# 節選文字:
________
20世紀外國文學史(第四卷)

內容介紹

概論
第二次世界大戰結束並不意味著世界太平。和平初至,以美國為首的西方資本主義國家和以蘇聯為首的社會主義陣營由於政治立場、經濟利益和意識形態的巨大差異,迅速進入冷戰狀態。雙方首先因德國重建而發生分歧,而後是曠日持久的鬥爭與對峙。1949年4月4日,美國、加拿大、英國、法國、比利時、荷蘭、盧森堡、丹麥、挪威、冰島、葡萄牙、義大利在華盛頓簽署了針對蘇聯及其盟國的《北大西洋公約》,希臘和土耳其則於1952年,聯邦德國和西班牙於1955年、1982年先後加入。作為回應,蘇聯、阿爾巴尼亞、保加利亞、民主德國、波蘭、羅馬尼亞、捷克斯洛伐克、匈牙利等八國於1955年5月14日在華沙締結《友好合作互助條約》(簡稱《華沙條約》)。兩大陣營水火不容,軍備競賽節節攀升,使世界長期處於新一輪大戰的邊緣。
與此同時,世界進入高速發展時期,科學技術日新月異,航空、電訊的商業開發和電影的普及更為人類提供了前所未有的生活空間。文學作為一種特殊的意識形態,在這個急劇變化而又相對穩定的時期,迎來了新的繁榮。
首先,社會主義陣營各國文學的形成和亞非拉文學的迅速崛起,導致文學領域西方中心主義的瓦解。世界文學開始出現多元化傾向。
________
# 完成下列各題:
#1 請將這篇文學史概論中從「與此同時,世界進入高速發展時」開始、一直到「世界文學開始出現多元化傾向。」為止的文字原樣抄錄下來。
#2 請接續這篇二戰後世界文學概論的最後一句往下寫。

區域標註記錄
________
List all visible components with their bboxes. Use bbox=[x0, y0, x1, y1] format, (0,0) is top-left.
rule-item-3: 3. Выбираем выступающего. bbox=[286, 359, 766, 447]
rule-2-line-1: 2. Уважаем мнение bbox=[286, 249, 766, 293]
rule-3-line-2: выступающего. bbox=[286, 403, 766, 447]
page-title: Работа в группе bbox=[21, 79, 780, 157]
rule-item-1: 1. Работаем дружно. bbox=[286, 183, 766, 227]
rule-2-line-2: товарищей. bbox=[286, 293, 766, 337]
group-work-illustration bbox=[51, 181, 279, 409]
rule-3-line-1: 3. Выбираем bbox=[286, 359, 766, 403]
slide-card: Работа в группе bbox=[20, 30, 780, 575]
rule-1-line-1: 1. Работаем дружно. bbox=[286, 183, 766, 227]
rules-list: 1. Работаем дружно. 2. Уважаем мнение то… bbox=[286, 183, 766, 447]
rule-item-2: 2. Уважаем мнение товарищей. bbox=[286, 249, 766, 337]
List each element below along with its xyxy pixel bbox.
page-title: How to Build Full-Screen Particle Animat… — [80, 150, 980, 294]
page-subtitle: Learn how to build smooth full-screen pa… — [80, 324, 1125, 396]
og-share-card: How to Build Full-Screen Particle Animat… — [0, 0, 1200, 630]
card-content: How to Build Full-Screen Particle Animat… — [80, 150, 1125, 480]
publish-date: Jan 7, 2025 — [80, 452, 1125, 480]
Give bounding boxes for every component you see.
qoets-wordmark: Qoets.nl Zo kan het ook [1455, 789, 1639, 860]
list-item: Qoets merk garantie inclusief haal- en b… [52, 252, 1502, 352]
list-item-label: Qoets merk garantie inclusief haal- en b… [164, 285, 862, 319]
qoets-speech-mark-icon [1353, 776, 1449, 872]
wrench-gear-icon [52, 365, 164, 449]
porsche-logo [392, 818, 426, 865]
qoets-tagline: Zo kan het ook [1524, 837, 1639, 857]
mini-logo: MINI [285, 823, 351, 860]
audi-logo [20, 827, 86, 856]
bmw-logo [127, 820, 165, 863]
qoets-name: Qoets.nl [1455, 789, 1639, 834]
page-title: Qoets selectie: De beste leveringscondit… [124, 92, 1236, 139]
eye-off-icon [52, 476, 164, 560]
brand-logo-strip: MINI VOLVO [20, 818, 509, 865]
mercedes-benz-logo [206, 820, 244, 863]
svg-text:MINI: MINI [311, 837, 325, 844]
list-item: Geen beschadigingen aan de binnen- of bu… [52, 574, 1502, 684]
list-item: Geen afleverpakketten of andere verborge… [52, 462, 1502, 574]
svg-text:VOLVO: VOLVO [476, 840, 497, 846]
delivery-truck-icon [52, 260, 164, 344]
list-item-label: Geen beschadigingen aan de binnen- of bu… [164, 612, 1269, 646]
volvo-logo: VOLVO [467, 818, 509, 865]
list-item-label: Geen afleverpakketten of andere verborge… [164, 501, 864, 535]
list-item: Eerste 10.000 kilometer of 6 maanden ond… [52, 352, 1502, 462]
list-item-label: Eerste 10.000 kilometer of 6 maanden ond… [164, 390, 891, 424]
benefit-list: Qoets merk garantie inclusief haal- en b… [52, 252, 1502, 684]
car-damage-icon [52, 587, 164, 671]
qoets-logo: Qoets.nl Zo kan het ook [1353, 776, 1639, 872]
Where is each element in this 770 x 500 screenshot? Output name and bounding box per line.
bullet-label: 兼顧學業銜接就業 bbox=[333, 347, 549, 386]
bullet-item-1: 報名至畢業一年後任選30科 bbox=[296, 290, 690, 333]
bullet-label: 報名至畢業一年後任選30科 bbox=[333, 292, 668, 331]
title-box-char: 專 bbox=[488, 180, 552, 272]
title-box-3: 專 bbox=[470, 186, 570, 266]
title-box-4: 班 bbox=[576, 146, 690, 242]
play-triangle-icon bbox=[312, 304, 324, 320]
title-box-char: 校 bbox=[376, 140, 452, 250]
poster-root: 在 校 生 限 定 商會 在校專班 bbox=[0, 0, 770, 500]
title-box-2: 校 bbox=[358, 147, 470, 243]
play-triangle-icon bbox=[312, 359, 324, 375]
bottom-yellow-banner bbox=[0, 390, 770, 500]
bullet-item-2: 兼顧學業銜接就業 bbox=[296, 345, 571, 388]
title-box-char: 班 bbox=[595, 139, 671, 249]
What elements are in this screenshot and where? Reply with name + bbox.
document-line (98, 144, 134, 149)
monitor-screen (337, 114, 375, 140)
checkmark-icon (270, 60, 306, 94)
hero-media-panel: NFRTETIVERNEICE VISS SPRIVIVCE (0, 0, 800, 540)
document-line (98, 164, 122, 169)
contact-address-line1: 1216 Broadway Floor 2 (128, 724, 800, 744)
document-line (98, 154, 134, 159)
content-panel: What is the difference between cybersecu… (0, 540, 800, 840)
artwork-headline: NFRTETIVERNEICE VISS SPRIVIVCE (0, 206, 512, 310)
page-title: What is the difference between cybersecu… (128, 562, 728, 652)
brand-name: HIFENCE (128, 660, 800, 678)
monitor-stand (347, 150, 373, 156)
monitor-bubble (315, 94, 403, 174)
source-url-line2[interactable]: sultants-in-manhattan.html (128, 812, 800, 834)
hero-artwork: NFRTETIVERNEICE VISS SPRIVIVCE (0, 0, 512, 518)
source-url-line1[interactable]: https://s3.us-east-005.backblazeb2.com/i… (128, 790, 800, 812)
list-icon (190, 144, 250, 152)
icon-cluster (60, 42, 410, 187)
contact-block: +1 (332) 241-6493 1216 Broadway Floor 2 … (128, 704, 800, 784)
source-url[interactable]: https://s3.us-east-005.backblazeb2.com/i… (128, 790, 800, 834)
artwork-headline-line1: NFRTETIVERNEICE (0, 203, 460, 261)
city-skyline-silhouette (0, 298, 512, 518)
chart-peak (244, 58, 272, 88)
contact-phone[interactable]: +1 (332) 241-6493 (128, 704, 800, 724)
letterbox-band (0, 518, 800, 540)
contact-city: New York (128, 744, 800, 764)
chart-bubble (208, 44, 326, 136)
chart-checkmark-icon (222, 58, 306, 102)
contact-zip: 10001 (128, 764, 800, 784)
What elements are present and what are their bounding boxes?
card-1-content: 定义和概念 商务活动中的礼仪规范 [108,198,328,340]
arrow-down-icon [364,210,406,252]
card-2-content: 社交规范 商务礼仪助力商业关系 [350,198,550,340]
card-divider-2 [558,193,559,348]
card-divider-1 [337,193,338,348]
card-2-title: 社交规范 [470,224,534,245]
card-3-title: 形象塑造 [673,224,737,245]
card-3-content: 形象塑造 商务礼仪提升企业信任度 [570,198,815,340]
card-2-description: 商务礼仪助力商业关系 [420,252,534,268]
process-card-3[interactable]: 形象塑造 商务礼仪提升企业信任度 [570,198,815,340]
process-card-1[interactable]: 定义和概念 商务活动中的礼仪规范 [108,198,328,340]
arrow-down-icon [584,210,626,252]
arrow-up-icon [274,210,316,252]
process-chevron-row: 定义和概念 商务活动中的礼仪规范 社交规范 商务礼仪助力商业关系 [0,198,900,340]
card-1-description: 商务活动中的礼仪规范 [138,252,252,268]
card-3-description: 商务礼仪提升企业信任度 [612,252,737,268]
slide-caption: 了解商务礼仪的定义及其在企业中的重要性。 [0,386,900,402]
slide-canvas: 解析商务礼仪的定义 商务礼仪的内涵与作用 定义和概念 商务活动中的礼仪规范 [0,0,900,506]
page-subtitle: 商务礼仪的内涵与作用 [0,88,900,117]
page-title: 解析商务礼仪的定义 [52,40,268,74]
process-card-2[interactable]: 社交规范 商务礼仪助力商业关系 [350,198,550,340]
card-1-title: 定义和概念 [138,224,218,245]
________
# 逐題答案:
#1
與此同時,世界進入高速發展時期,科學技術日新月異,航空、電訊的商業開發和電影的普及更為人類提供了前所未有的生活空間。文學作為一種特殊的意識形態,在這個急劇變化而又相對穩定的時期,迎來了新的繁榮。
首先,社會主義陣營各國文學的形成和亞非拉文學的迅速崛起,導致文學領域西方中心主義的瓦解。世界文學開始出現多元化傾向。

#2
蘇聯作為世界社會主義國家的一面旗幟,在世界政治、經濟和文化生活中舉足輕重。蘇聯文學因而成為各國社會主義文學的榜樣和全世界無產階級的精神食糧。但這一形勢由於蘇聯政治生活和意識形態領域的鬥爭,尤其是史達林的逝世和中蘇分歧等一系列變故而急轉直下。50年代伊始,蘇聯文藝領域中“無衝突論”的危害日益顯露出來,出現了粉飾現實的“節日文學”。1952年底,蘇共第十九次代表大會開始糾正這種傾向,號召作家、藝術家“無情地抨擊社會中仍然存在的惡習、缺點和不健康的現象”,“大膽地表現生活的矛盾和衝突”。1954年末,第二次全蘇作家代表大會於莫斯科召開,繼續批判“無衝突論”和粉飾現實的傾向,號召作家“寫真實”和“干預生活”。同時,社會主義現實主義創作方法成為這次代表大會深受關注的主題。蘇聯作家結合20年創作實踐存在的問題,重新審視1934年關於社會主義現實主義的表述;強調共性與個性、規律性與主動性的關係,提倡大膽探索和不同流派、不同形式、不同風格、不同體裁的並存。1956年蘇共第二十次代表大會發表《關於克服個人迷信及其後果》的決議,致使蘇聯發生根本轉折。長期以來形成的教條主義、庸俗社會學和簡單化的觀點和做法遭到批評,現實主義和現代主義等問題得到廣泛探討,作家創作個性受到重視,文學審美品格和人道主義精神引起關注。50年代末,蘇聯文學急劇變化,一大批描寫小人物、展示人性魅力、表現嚴酷現實、開拓藝術空間的作品應運而生。與此同時,一批初登文壇的青年作家開始描寫年輕一代的迷惘,產生了一批“非英雄化”作品。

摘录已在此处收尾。